__Short task__.
Search the data below for "with"; list each line that holds it.

===

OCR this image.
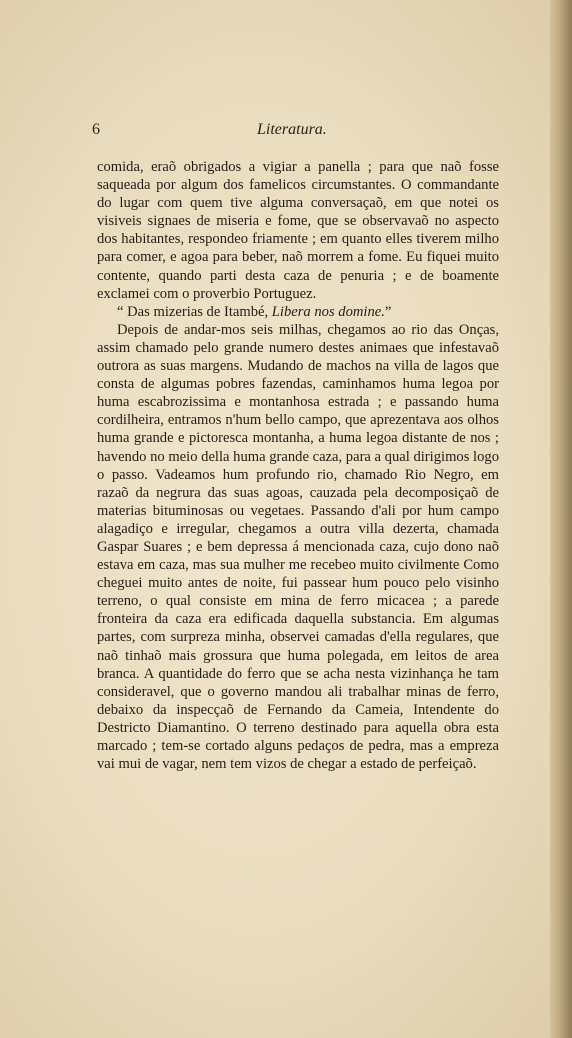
6	Literatura.

comida, eraõ obrigados a vigiar a panella ; para que naõ fosse saqueada por algum dos famelicos circumstantes. O commandante do lugar com quem tive alguma conversaçaõ, em que notei os visiveis signaes de miseria e fome, que se observavaõ no aspecto dos habitantes, respondeo friamente ; em quanto elles tiverem milho para comer, e agoa para beber, naõ morrem a fome. Eu fiquei muito contente, quando parti desta caza de penuria ; e de boamente exclamei com o proverbio Portuguez.

“ Das mizerias de Itambé, Libera nos domine.”

Depois de andar-mos seis milhas, chegamos ao rio das Onças, assim chamado pelo grande numero destes animaes que infestavaõ outrora as suas margens. Mudando de machos na villa de lagos que consta de algumas pobres fazendas, caminhamos huma legoa por huma escabrozissima e montanhosa estrada ; e passando huma cordilheira, entramos n'hum bello campo, que aprezentava aos olhos huma grande e pictoresca montanha, a huma legoa distante de nos ; havendo no meio della huma grande caza, para a qual dirigimos logo o passo. Vadeamos hum profundo rio, chamado Rio Negro, em razaõ da negrura das suas agoas, cauzada pela decomposiçaõ de materias bituminosas ou vegetaes. Passando d'ali por hum campo alagadiço e irregular, chegamos a outra villa dezerta, chamada Gaspar Suares ; e bem depressa á mencionada caza, cujo dono naõ estava em caza, mas sua mulher me recebeo muito civilmente Como cheguei muito antes de noite, fui passear hum pouco pelo visinho terreno, o qual consiste em mina de ferro micacea ; a parede fronteira da caza era edificada daquella substancia. Em algumas partes, com surpreza minha, observei camadas d'ella regulares, que naõ tinhaõ mais grossura que huma polegada, em leitos de area branca. A quantidade do ferro que se acha nesta vizinhança he tam consideravel, que o governo mandou ali trabalhar minas de ferro, debaixo da inspecçaõ de Fernando da Cameia, Intendente do Destricto Diamantino. O terreno destinado para aquella obra esta marcado ; tem-se cortado alguns pedaços de pedra, mas a empreza vai mui de vagar, nem tem vizos de chegar a estado de perfeiçaõ.
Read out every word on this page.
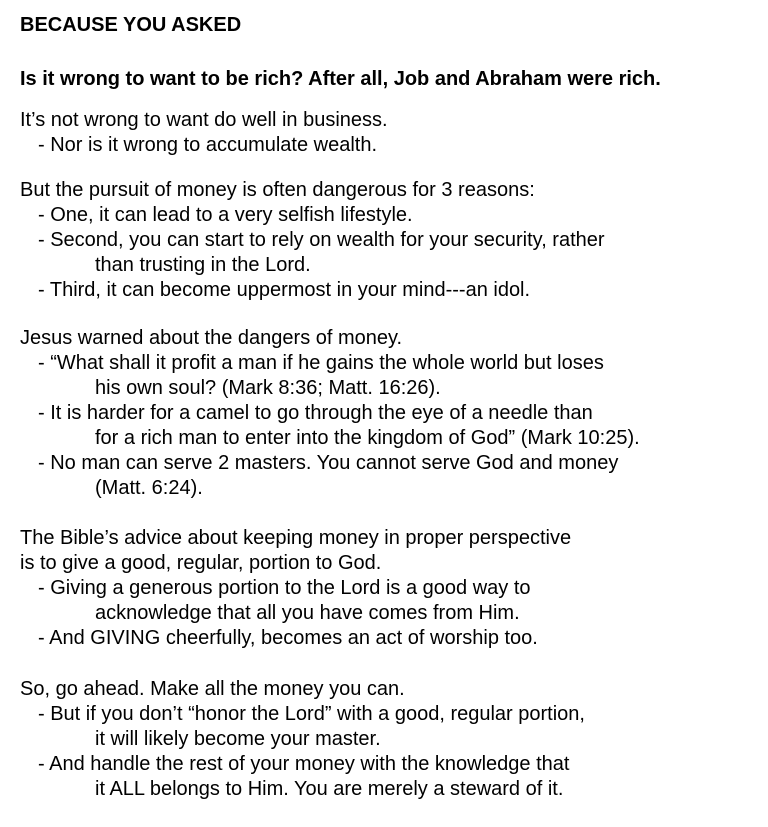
BECAUSE YOU ASKED
Is it wrong to want to be rich? After all, Job and Abraham were rich.
It’s not wrong to want do well in business.
- Nor is it wrong to accumulate wealth.
But the pursuit of money is often dangerous for 3 reasons:
- One, it can lead to a very selfish lifestyle.
- Second, you can start to rely on wealth for your security, rather
than trusting in the Lord.
- Third, it can become uppermost in your mind---an idol.
Jesus warned about the dangers of money.
- “What shall it profit a man if he gains the whole world but loses
his own soul? (Mark 8:36; Matt. 16:26).
- It is harder for a camel to go through the eye of a needle than
for a rich man to enter into the kingdom of God” (Mark 10:25).
- No man can serve 2 masters. You cannot serve God and money
(Matt. 6:24).
The Bible’s advice about keeping money in proper perspective
is to give a good, regular, portion to God.
- Giving a generous portion to the Lord is a good way to
acknowledge that all you have comes from Him.
- And GIVING cheerfully, becomes an act of worship too.
So, go ahead. Make all the money you can.
- But if you don’t “honor the Lord” with a good, regular portion,
it will likely become your master.
- And handle the rest of your money with the knowledge that
it ALL belongs to Him. You are merely a steward of it.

===

__Completed task__.
- But if you don’t “honor the Lord” with a good, regular portion,
- And handle the rest of your money with the knowledge that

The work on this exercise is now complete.